▶ **WHAT THE EXERCISE ASKS**
Identify each line containing the word "name" and copy it.

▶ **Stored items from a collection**
—————

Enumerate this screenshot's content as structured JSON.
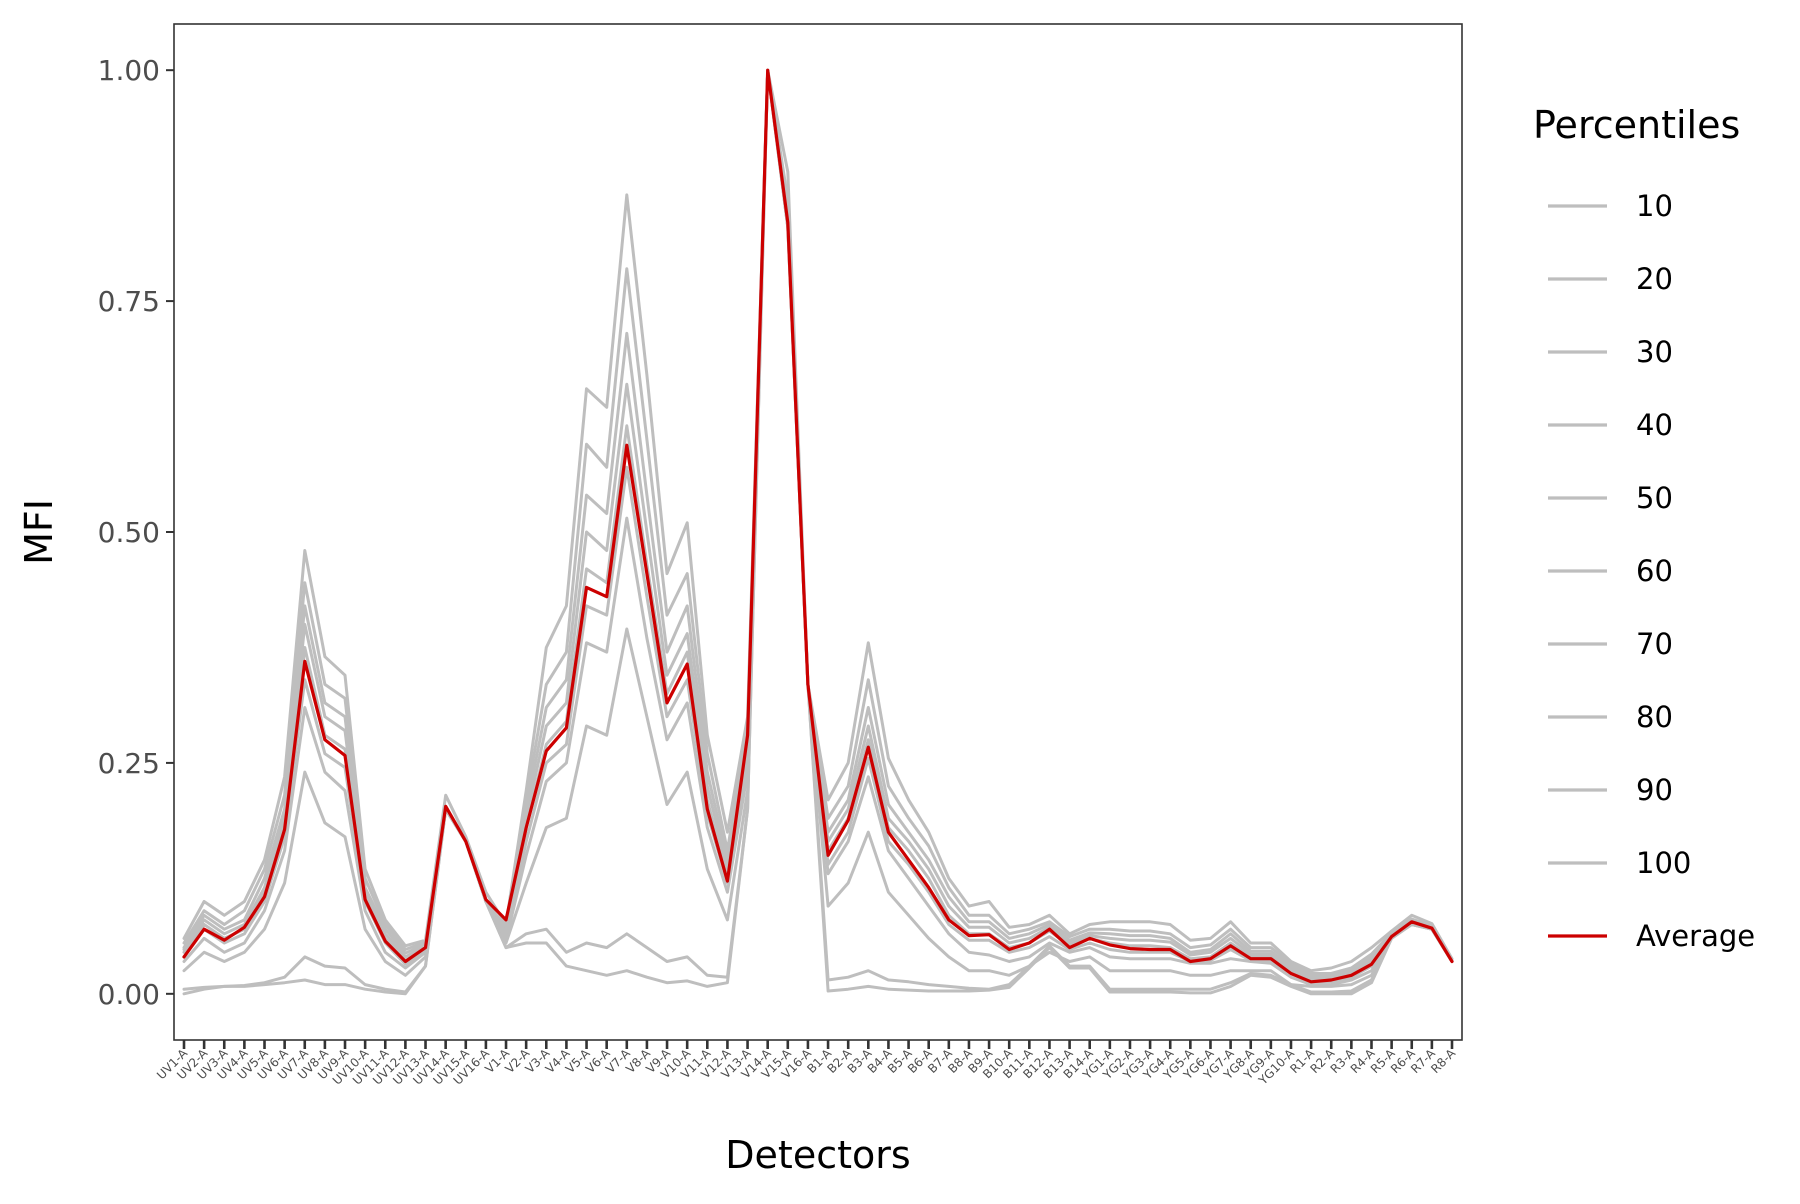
{
  "chart_data": {
    "type": "line",
    "xlabel": "Detectors",
    "ylabel": "MFI",
    "ylim": [
      -0.05,
      1.05
    ],
    "y_ticks": [
      0,
      0.25,
      0.5,
      0.75,
      1
    ],
    "y_tick_labels": [
      "0.00",
      "0.25",
      "0.50",
      "0.75",
      "1.00"
    ],
    "grid": false,
    "legend_position": "right",
    "legend_title": "Percentiles",
    "categories": [
      "UV1-A",
      "UV2-A",
      "UV3-A",
      "UV4-A",
      "UV5-A",
      "UV6-A",
      "UV7-A",
      "UV8-A",
      "UV9-A",
      "UV10-A",
      "UV11-A",
      "UV12-A",
      "UV13-A",
      "UV14-A",
      "UV15-A",
      "UV16-A",
      "V1-A",
      "V2-A",
      "V3-A",
      "V4-A",
      "V5-A",
      "V6-A",
      "V7-A",
      "V8-A",
      "V9-A",
      "V10-A",
      "V11-A",
      "V12-A",
      "V13-A",
      "V14-A",
      "V15-A",
      "V16-A",
      "B1-A",
      "B2-A",
      "B3-A",
      "B4-A",
      "B5-A",
      "B6-A",
      "B7-A",
      "B8-A",
      "B9-A",
      "B10-A",
      "B11-A",
      "B12-A",
      "B13-A",
      "B14-A",
      "YG1-A",
      "YG2-A",
      "YG3-A",
      "YG4-A",
      "YG5-A",
      "YG6-A",
      "YG7-A",
      "YG8-A",
      "YG9-A",
      "YG10-A",
      "R1-A",
      "R2-A",
      "R3-A",
      "R4-A",
      "R5-A",
      "R6-A",
      "R7-A",
      "R8-A"
    ],
    "series": [
      {
        "name": "10",
        "color": "#bebebe",
        "values": [
          0.0,
          0.005,
          0.008,
          0.008,
          0.01,
          0.012,
          0.015,
          0.01,
          0.01,
          0.005,
          0.002,
          0.0,
          0.03,
          0.2,
          0.165,
          0.1,
          0.05,
          0.055,
          0.055,
          0.03,
          0.025,
          0.02,
          0.025,
          0.018,
          0.012,
          0.014,
          0.008,
          0.012,
          0.2,
          1.0,
          0.83,
          0.335,
          0.003,
          0.005,
          0.008,
          0.005,
          0.004,
          0.003,
          0.003,
          0.003,
          0.004,
          0.007,
          0.028,
          0.05,
          0.028,
          0.028,
          0.002,
          0.002,
          0.002,
          0.002,
          0.001,
          0.001,
          0.008,
          0.02,
          0.018,
          0.008,
          0.0,
          0.0,
          0.0,
          0.012,
          0.06,
          0.075,
          0.07,
          0.035
        ]
      },
      {
        "name": "20",
        "color": "#bebebe",
        "values": [
          0.005,
          0.007,
          0.008,
          0.009,
          0.012,
          0.018,
          0.04,
          0.03,
          0.028,
          0.01,
          0.005,
          0.002,
          0.03,
          0.2,
          0.165,
          0.1,
          0.05,
          0.065,
          0.07,
          0.045,
          0.055,
          0.05,
          0.065,
          0.05,
          0.035,
          0.04,
          0.02,
          0.018,
          0.2,
          1.0,
          0.83,
          0.335,
          0.015,
          0.018,
          0.025,
          0.015,
          0.013,
          0.01,
          0.008,
          0.006,
          0.005,
          0.01,
          0.03,
          0.052,
          0.03,
          0.03,
          0.005,
          0.005,
          0.005,
          0.005,
          0.005,
          0.005,
          0.012,
          0.022,
          0.02,
          0.01,
          0.002,
          0.002,
          0.003,
          0.015,
          0.062,
          0.075,
          0.07,
          0.035
        ]
      },
      {
        "name": "30",
        "color": "#bebebe",
        "values": [
          0.025,
          0.045,
          0.035,
          0.045,
          0.07,
          0.12,
          0.24,
          0.185,
          0.17,
          0.07,
          0.035,
          0.02,
          0.04,
          0.2,
          0.165,
          0.1,
          0.055,
          0.12,
          0.18,
          0.19,
          0.29,
          0.28,
          0.395,
          0.3,
          0.205,
          0.24,
          0.135,
          0.08,
          0.22,
          1.0,
          0.83,
          0.335,
          0.095,
          0.12,
          0.175,
          0.11,
          0.085,
          0.06,
          0.04,
          0.025,
          0.025,
          0.02,
          0.03,
          0.045,
          0.035,
          0.04,
          0.025,
          0.025,
          0.025,
          0.025,
          0.02,
          0.02,
          0.025,
          0.025,
          0.025,
          0.01,
          0.008,
          0.008,
          0.01,
          0.02,
          0.062,
          0.075,
          0.07,
          0.035
        ]
      },
      {
        "name": "40",
        "color": "#bebebe",
        "values": [
          0.035,
          0.06,
          0.045,
          0.055,
          0.09,
          0.155,
          0.31,
          0.24,
          0.22,
          0.09,
          0.045,
          0.028,
          0.045,
          0.2,
          0.165,
          0.1,
          0.058,
          0.15,
          0.23,
          0.25,
          0.38,
          0.37,
          0.515,
          0.385,
          0.275,
          0.315,
          0.18,
          0.11,
          0.24,
          1.0,
          0.835,
          0.335,
          0.13,
          0.165,
          0.235,
          0.155,
          0.125,
          0.095,
          0.065,
          0.045,
          0.042,
          0.035,
          0.04,
          0.055,
          0.045,
          0.05,
          0.04,
          0.038,
          0.038,
          0.038,
          0.033,
          0.033,
          0.038,
          0.035,
          0.033,
          0.018,
          0.01,
          0.01,
          0.015,
          0.025,
          0.062,
          0.076,
          0.07,
          0.035
        ]
      },
      {
        "name": "50",
        "color": "#bebebe",
        "values": [
          0.04,
          0.07,
          0.055,
          0.065,
          0.1,
          0.17,
          0.34,
          0.26,
          0.245,
          0.1,
          0.055,
          0.032,
          0.048,
          0.2,
          0.165,
          0.1,
          0.06,
          0.165,
          0.25,
          0.27,
          0.42,
          0.41,
          0.57,
          0.43,
          0.3,
          0.34,
          0.195,
          0.12,
          0.25,
          1.0,
          0.835,
          0.335,
          0.14,
          0.175,
          0.255,
          0.165,
          0.14,
          0.11,
          0.075,
          0.058,
          0.058,
          0.045,
          0.05,
          0.062,
          0.048,
          0.055,
          0.048,
          0.045,
          0.045,
          0.045,
          0.035,
          0.036,
          0.048,
          0.036,
          0.036,
          0.022,
          0.013,
          0.013,
          0.018,
          0.03,
          0.062,
          0.077,
          0.07,
          0.035
        ]
      },
      {
        "name": "60",
        "color": "#bebebe",
        "values": [
          0.045,
          0.075,
          0.06,
          0.07,
          0.11,
          0.18,
          0.375,
          0.28,
          0.265,
          0.105,
          0.06,
          0.036,
          0.05,
          0.2,
          0.165,
          0.1,
          0.065,
          0.18,
          0.27,
          0.295,
          0.46,
          0.445,
          0.615,
          0.465,
          0.325,
          0.37,
          0.21,
          0.125,
          0.26,
          1.0,
          0.84,
          0.335,
          0.155,
          0.19,
          0.275,
          0.18,
          0.155,
          0.125,
          0.085,
          0.065,
          0.065,
          0.05,
          0.055,
          0.068,
          0.052,
          0.06,
          0.055,
          0.052,
          0.052,
          0.05,
          0.038,
          0.04,
          0.055,
          0.04,
          0.04,
          0.025,
          0.015,
          0.015,
          0.02,
          0.034,
          0.063,
          0.078,
          0.071,
          0.035
        ]
      },
      {
        "name": "70",
        "color": "#bebebe",
        "values": [
          0.048,
          0.08,
          0.065,
          0.075,
          0.115,
          0.19,
          0.4,
          0.3,
          0.285,
          0.11,
          0.065,
          0.04,
          0.052,
          0.2,
          0.165,
          0.1,
          0.068,
          0.19,
          0.29,
          0.315,
          0.5,
          0.48,
          0.66,
          0.5,
          0.345,
          0.39,
          0.225,
          0.135,
          0.27,
          1.0,
          0.845,
          0.335,
          0.165,
          0.2,
          0.29,
          0.19,
          0.165,
          0.135,
          0.095,
          0.072,
          0.072,
          0.055,
          0.06,
          0.072,
          0.055,
          0.063,
          0.06,
          0.058,
          0.058,
          0.056,
          0.042,
          0.045,
          0.06,
          0.043,
          0.043,
          0.028,
          0.018,
          0.018,
          0.023,
          0.037,
          0.064,
          0.079,
          0.072,
          0.035
        ]
      },
      {
        "name": "80",
        "color": "#bebebe",
        "values": [
          0.05,
          0.085,
          0.07,
          0.08,
          0.125,
          0.2,
          0.42,
          0.315,
          0.3,
          0.115,
          0.07,
          0.044,
          0.054,
          0.2,
          0.165,
          0.1,
          0.07,
          0.2,
          0.31,
          0.34,
          0.54,
          0.52,
          0.715,
          0.54,
          0.37,
          0.42,
          0.24,
          0.145,
          0.28,
          1.0,
          0.85,
          0.335,
          0.175,
          0.21,
          0.31,
          0.205,
          0.175,
          0.145,
          0.105,
          0.078,
          0.078,
          0.06,
          0.065,
          0.075,
          0.058,
          0.066,
          0.065,
          0.063,
          0.063,
          0.06,
          0.045,
          0.048,
          0.065,
          0.046,
          0.046,
          0.03,
          0.02,
          0.02,
          0.025,
          0.04,
          0.065,
          0.08,
          0.073,
          0.035
        ]
      },
      {
        "name": "90",
        "color": "#bebebe",
        "values": [
          0.055,
          0.09,
          0.075,
          0.09,
          0.135,
          0.215,
          0.445,
          0.335,
          0.32,
          0.125,
          0.075,
          0.048,
          0.056,
          0.2,
          0.165,
          0.1,
          0.072,
          0.21,
          0.335,
          0.37,
          0.595,
          0.57,
          0.785,
          0.6,
          0.41,
          0.455,
          0.26,
          0.155,
          0.29,
          1.0,
          0.86,
          0.335,
          0.19,
          0.225,
          0.34,
          0.225,
          0.19,
          0.16,
          0.115,
          0.085,
          0.085,
          0.065,
          0.07,
          0.078,
          0.062,
          0.07,
          0.07,
          0.068,
          0.068,
          0.065,
          0.05,
          0.053,
          0.07,
          0.05,
          0.05,
          0.033,
          0.022,
          0.022,
          0.028,
          0.043,
          0.066,
          0.081,
          0.074,
          0.036
        ]
      },
      {
        "name": "100",
        "color": "#bebebe",
        "values": [
          0.06,
          0.1,
          0.085,
          0.1,
          0.145,
          0.235,
          0.48,
          0.365,
          0.345,
          0.135,
          0.08,
          0.052,
          0.058,
          0.215,
          0.17,
          0.11,
          0.075,
          0.22,
          0.375,
          0.42,
          0.655,
          0.635,
          0.865,
          0.67,
          0.455,
          0.51,
          0.28,
          0.175,
          0.3,
          1.0,
          0.89,
          0.335,
          0.21,
          0.25,
          0.38,
          0.255,
          0.21,
          0.175,
          0.125,
          0.095,
          0.1,
          0.072,
          0.075,
          0.085,
          0.065,
          0.075,
          0.078,
          0.078,
          0.078,
          0.075,
          0.058,
          0.06,
          0.078,
          0.055,
          0.055,
          0.035,
          0.025,
          0.028,
          0.035,
          0.05,
          0.068,
          0.085,
          0.076,
          0.038
        ]
      },
      {
        "name": "Average",
        "color": "#cc0000",
        "values": [
          0.04,
          0.07,
          0.058,
          0.072,
          0.105,
          0.178,
          0.36,
          0.275,
          0.258,
          0.102,
          0.057,
          0.035,
          0.05,
          0.203,
          0.165,
          0.102,
          0.08,
          0.18,
          0.263,
          0.288,
          0.44,
          0.43,
          0.594,
          0.455,
          0.315,
          0.357,
          0.2,
          0.122,
          0.28,
          1.0,
          0.835,
          0.335,
          0.15,
          0.188,
          0.267,
          0.175,
          0.145,
          0.115,
          0.08,
          0.063,
          0.064,
          0.048,
          0.055,
          0.07,
          0.05,
          0.06,
          0.053,
          0.049,
          0.048,
          0.048,
          0.035,
          0.038,
          0.052,
          0.038,
          0.038,
          0.022,
          0.013,
          0.015,
          0.02,
          0.032,
          0.062,
          0.078,
          0.071,
          0.035
        ]
      }
    ]
  }
}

—————

▶ **WRITTEN SOLUTION**
        "name": "10",
        "name": "20",
        "name": "30",
        "name": "40",
        "name": "50",
        "name": "60",
        "name": "70",
        "name": "80",
        "name": "90",
        "name": "100",
        "name": "Average",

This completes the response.